◆ Supplied records ◆
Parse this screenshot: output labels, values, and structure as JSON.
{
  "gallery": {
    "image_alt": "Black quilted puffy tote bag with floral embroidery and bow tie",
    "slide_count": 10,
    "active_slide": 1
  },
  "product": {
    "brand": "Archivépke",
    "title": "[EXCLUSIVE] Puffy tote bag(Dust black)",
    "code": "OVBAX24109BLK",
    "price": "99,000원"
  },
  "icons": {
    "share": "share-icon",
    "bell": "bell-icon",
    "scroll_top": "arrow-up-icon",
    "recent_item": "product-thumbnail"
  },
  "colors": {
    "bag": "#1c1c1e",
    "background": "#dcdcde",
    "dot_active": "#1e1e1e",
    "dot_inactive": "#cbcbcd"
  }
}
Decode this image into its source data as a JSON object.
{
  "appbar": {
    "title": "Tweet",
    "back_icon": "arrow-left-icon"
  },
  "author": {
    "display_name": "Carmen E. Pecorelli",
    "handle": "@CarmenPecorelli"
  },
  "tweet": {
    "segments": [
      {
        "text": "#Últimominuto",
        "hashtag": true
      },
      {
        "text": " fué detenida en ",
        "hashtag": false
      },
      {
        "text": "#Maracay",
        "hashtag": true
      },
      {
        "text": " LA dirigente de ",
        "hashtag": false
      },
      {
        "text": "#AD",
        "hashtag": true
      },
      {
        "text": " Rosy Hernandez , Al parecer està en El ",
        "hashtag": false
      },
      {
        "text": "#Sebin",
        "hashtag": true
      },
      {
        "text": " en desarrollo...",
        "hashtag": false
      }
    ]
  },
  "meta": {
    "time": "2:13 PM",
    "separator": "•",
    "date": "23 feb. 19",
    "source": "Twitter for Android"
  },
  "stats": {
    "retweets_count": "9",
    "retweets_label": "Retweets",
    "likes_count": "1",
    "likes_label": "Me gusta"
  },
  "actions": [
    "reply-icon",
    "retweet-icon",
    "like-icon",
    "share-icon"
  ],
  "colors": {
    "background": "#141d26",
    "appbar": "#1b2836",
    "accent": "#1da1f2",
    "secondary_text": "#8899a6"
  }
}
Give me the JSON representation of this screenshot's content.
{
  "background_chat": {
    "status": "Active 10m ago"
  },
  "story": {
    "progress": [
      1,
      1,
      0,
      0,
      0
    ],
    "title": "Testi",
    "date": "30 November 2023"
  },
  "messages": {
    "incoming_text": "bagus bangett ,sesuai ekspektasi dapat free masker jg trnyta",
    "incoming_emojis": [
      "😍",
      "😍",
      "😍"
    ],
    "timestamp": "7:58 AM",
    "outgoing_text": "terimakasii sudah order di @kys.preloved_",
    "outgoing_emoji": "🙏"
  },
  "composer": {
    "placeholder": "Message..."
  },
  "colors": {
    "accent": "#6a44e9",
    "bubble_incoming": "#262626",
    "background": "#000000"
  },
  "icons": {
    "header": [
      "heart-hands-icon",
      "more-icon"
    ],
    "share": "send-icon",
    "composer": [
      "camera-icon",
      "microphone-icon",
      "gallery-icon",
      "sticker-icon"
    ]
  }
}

◆ Problem to work on ◆
Write out the data again, exactly and in full.

◆ Task solution ◆
Parse this screenshot: output labels, values, and structure as JSON.
{
  "gallery": {
    "image_alt": "Black quilted puffy tote bag with floral embroidery and bow tie",
    "slide_count": 10,
    "active_slide": 1
  },
  "product": {
    "brand": "Archivépke",
    "title": "[EXCLUSIVE] Puffy tote bag(Dust black)",
    "code": "OVBAX24109BLK",
    "price": "99,000원"
  },
  "icons": {
    "share": "share-icon",
    "bell": "bell-icon",
    "scroll_top": "arrow-up-icon",
    "recent_item": "product-thumbnail"
  },
  "colors": {
    "bag": "#1c1c1e",
    "background": "#dcdcde",
    "dot_active": "#1e1e1e",
    "dot_inactive": "#cbcbcd"
  }
}
Decode this image into its source data as a JSON object.
{
  "appbar": {
    "title": "Tweet",
    "back_icon": "arrow-left-icon"
  },
  "author": {
    "display_name": "Carmen E. Pecorelli",
    "handle": "@CarmenPecorelli"
  },
  "tweet": {
    "segments": [
      {
        "text": "#Últimominuto",
        "hashtag": true
      },
      {
        "text": " fué detenida en ",
        "hashtag": false
      },
      {
        "text": "#Maracay",
        "hashtag": true
      },
      {
        "text": " LA dirigente de ",
        "hashtag": false
      },
      {
        "text": "#AD",
        "hashtag": true
      },
      {
        "text": " Rosy Hernandez , Al parecer està en El ",
        "hashtag": false
      },
      {
        "text": "#Sebin",
        "hashtag": true
      },
      {
        "text": " en desarrollo...",
        "hashtag": false
      }
    ]
  },
  "meta": {
    "time": "2:13 PM",
    "separator": "•",
    "date": "23 feb. 19",
    "source": "Twitter for Android"
  },
  "stats": {
    "retweets_count": "9",
    "retweets_label": "Retweets",
    "likes_count": "1",
    "likes_label": "Me gusta"
  },
  "actions": [
    "reply-icon",
    "retweet-icon",
    "like-icon",
    "share-icon"
  ],
  "colors": {
    "background": "#141d26",
    "appbar": "#1b2836",
    "accent": "#1da1f2",
    "secondary_text": "#8899a6"
  }
}
Give me the JSON representation of this screenshot's content.
{
  "background_chat": {
    "status": "Active 10m ago"
  },
  "story": {
    "progress": [
      1,
      1,
      0,
      0,
      0
    ],
    "title": "Testi",
    "date": "30 November 2023"
  },
  "messages": {
    "incoming_text": "bagus bangett ,sesuai ekspektasi dapat free masker jg trnyta",
    "incoming_emojis": [
      "😍",
      "😍",
      "😍"
    ],
    "timestamp": "7:58 AM",
    "outgoing_text": "terimakasii sudah order di @kys.preloved_",
    "outgoing_emoji": "🙏"
  },
  "composer": {
    "placeholder": "Message..."
  },
  "colors": {
    "accent": "#6a44e9",
    "bubble_incoming": "#262626",
    "background": "#000000"
  },
  "icons": {
    "header": [
      "heart-hands-icon",
      "more-icon"
    ],
    "share": "send-icon",
    "composer": [
      "camera-icon",
      "microphone-icon",
      "gallery-icon",
      "sticker-icon"
    ]
  }
}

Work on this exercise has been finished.